• Short task:
Rewrite the stretch of the material below from the line containing "Patent image size: (918, 644)." through the line containing "The dielectric layer 8 is at (694, 418).", replacing "schematic cross-section" with "schematic sectional view" and leaving everything else unchanged. Return only those lines.

• Provided records:
================================

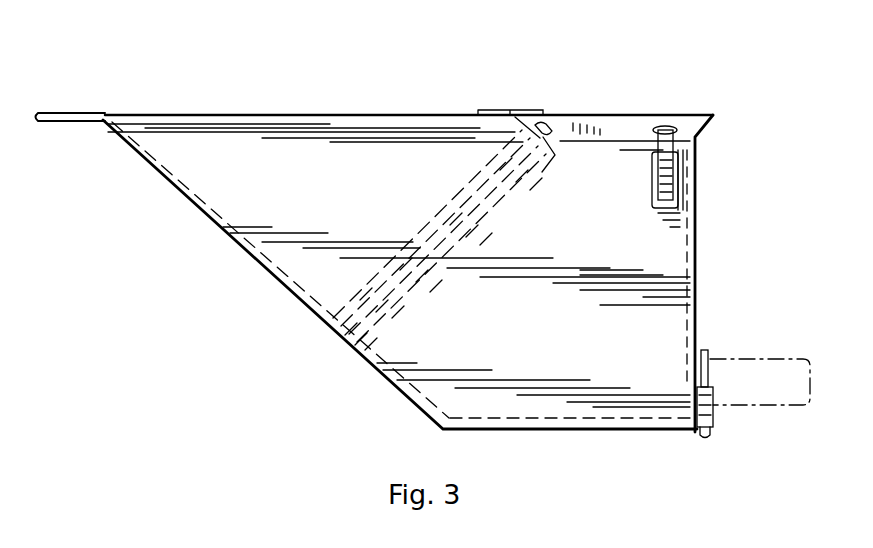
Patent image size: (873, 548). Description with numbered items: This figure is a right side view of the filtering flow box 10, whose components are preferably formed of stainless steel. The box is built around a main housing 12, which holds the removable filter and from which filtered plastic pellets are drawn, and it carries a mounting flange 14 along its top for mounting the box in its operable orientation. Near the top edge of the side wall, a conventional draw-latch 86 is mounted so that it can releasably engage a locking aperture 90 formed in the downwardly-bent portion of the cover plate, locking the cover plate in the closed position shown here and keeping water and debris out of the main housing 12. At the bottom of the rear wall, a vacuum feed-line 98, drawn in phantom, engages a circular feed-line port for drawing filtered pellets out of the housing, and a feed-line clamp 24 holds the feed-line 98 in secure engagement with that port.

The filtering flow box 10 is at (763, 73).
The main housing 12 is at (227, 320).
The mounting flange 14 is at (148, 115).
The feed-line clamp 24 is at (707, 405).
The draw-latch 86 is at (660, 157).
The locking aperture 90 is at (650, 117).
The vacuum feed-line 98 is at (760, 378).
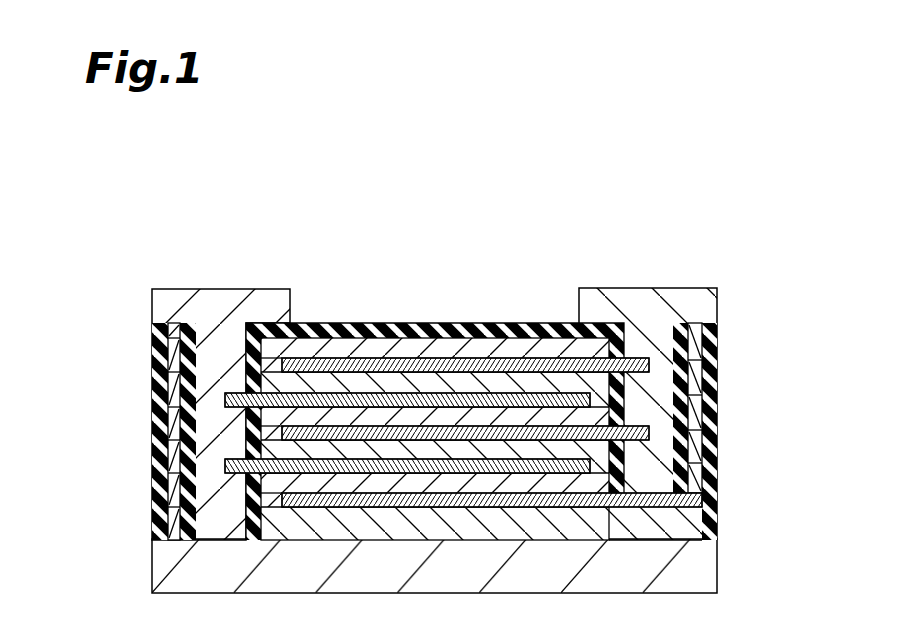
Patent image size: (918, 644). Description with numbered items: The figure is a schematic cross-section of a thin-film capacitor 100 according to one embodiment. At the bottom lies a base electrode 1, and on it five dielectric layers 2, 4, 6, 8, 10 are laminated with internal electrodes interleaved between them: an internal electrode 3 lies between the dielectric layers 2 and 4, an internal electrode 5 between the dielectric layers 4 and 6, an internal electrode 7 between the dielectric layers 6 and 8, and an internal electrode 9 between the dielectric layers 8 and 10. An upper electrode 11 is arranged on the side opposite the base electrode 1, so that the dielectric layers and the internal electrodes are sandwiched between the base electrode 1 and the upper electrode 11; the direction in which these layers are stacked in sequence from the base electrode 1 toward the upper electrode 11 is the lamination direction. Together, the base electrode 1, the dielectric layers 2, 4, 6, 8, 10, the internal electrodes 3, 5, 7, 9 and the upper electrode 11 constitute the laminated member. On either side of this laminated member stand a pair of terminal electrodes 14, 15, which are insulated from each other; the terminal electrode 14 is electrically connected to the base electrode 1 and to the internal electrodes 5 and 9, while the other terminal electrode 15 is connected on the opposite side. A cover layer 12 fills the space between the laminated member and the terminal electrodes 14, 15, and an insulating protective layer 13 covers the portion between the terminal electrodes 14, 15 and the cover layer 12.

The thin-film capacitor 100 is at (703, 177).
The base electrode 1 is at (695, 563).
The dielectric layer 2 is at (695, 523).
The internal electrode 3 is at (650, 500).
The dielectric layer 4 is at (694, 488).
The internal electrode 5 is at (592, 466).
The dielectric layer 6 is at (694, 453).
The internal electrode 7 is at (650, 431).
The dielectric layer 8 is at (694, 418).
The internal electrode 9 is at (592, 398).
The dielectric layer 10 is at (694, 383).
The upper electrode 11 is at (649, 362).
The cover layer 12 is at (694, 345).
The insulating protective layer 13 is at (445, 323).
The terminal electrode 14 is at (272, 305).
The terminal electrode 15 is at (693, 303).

================================

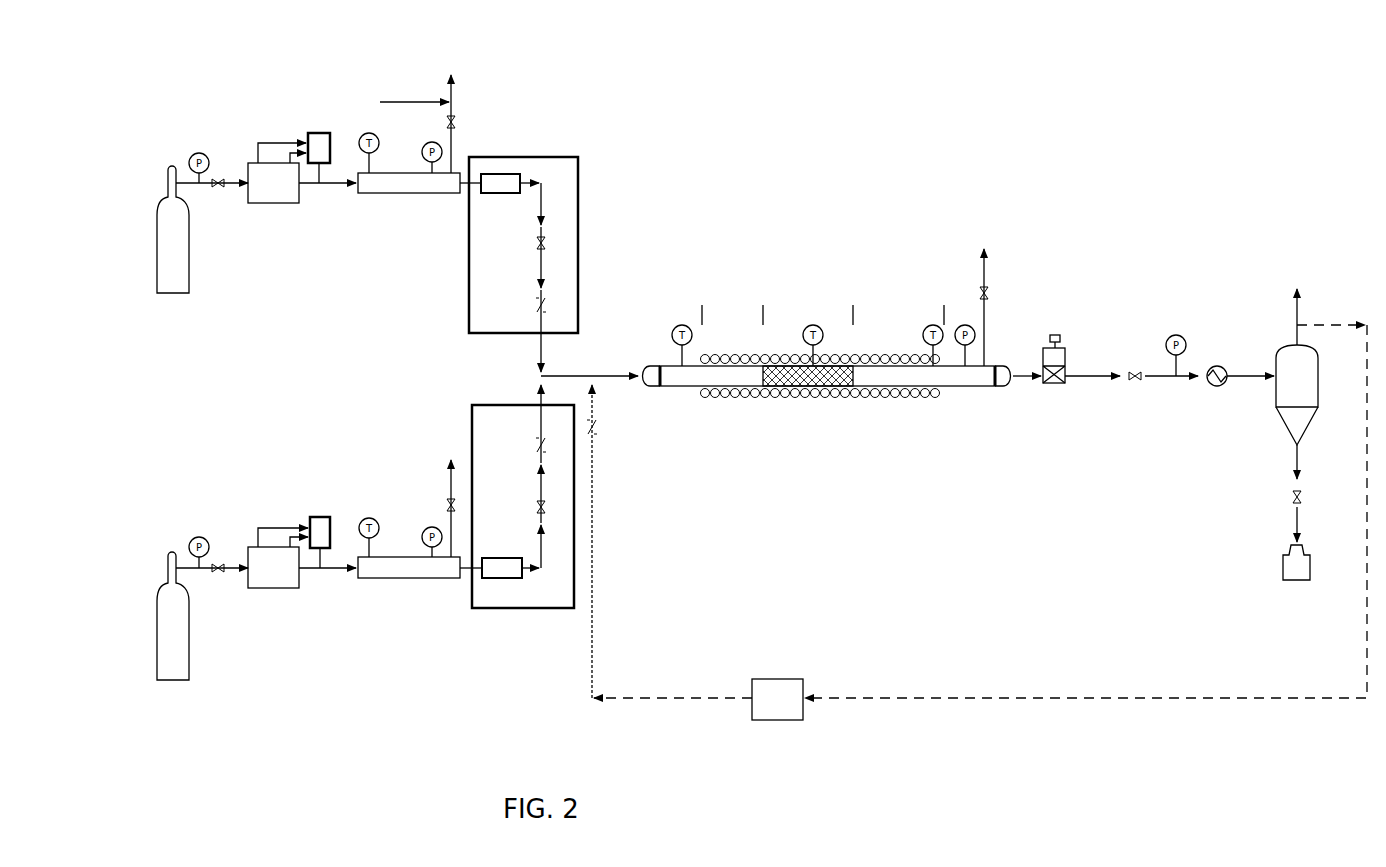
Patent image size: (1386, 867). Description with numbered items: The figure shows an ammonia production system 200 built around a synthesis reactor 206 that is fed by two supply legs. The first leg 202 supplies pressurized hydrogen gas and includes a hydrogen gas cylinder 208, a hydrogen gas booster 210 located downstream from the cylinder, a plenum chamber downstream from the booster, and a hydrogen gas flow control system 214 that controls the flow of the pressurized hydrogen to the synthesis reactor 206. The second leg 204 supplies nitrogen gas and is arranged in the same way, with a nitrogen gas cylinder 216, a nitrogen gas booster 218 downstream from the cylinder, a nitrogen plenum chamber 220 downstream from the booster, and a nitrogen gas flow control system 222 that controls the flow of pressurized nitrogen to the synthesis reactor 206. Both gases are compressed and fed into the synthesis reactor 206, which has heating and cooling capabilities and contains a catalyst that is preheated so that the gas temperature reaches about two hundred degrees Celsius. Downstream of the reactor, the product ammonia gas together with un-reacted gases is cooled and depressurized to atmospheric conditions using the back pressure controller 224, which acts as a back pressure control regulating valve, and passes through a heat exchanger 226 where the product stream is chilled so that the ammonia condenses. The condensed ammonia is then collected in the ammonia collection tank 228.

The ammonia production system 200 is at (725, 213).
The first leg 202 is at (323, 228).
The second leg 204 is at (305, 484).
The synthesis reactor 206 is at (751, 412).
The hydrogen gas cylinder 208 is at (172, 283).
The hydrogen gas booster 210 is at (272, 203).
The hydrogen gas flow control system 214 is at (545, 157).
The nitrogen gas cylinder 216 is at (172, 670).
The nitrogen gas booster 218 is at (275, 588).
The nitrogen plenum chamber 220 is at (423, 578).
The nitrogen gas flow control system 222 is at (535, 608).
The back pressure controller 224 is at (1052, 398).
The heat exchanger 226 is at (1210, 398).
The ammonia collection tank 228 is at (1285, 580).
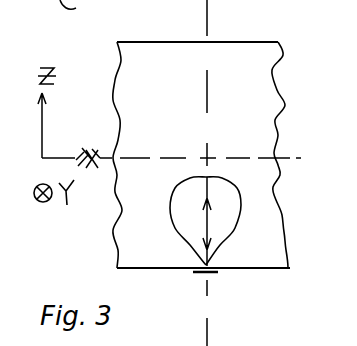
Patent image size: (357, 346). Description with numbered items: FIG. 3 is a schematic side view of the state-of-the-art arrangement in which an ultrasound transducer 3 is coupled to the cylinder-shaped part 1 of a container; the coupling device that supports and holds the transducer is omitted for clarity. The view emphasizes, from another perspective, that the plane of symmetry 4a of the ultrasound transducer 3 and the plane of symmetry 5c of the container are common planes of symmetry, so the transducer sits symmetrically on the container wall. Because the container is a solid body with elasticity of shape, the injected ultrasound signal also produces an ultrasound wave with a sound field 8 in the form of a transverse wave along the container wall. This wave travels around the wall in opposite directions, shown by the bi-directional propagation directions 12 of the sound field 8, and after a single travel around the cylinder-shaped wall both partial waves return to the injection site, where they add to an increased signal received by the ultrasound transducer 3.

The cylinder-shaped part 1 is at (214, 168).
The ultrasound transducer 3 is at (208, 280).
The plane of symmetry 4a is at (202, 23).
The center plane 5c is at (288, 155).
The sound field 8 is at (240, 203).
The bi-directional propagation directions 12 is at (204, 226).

================================

• The completed task:
Patent image size: (918, 644). Description with numbered items: The figure is a schematic sectional view of a thin-film capacitor 100 according to one embodiment. At the bottom lies a base electrode 1, and on it five dielectric layers 2, 4, 6, 8, 10 are laminated with internal electrodes interleaved between them: an internal electrode 3 lies between the dielectric layers 2 and 4, an internal electrode 5 between the dielectric layers 4 and 6, an internal electrode 7 between the dielectric layers 6 and 8, and an internal electrode 9 between the dielectric layers 8 and 10. An upper electrode 11 is arranged on the side opposite the base electrode 1, so that the dielectric layers and the internal electrodes are sandwiched between the base electrode 1 and the upper electrode 11; the direction in which these layers are stacked in sequence from the base electrode 1 toward the upper electrode 11 is the lamination direction. Together, the base electrode 1, the dielectric layers 2, 4, 6, 8, 10, the internal electrodes 3, 5, 7, 9 and the upper electrode 11 constitute the laminated member. On either side of this laminated member stand a pair of terminal electrodes 14, 15, which are insulated from each other; the terminal electrode 14 is electrically connected to the base electrode 1 and to the internal electrodes 5 and 9, while the other terminal electrode 15 is connected on the opposite side. A cover layer 12 fills the space between the laminated member and the terminal electrodes 14, 15, and an insulating protective layer 13 covers the portion between the terminal electrodes 14, 15 and the cover layer 12.

The thin-film capacitor 100 is at (703, 177).
The base electrode 1 is at (695, 563).
The dielectric layer 2 is at (695, 523).
The internal electrode 3 is at (650, 500).
The dielectric layer 4 is at (694, 488).
The internal electrode 5 is at (592, 466).
The dielectric layer 6 is at (694, 453).
The internal electrode 7 is at (650, 431).
The dielectric layer 8 is at (694, 418).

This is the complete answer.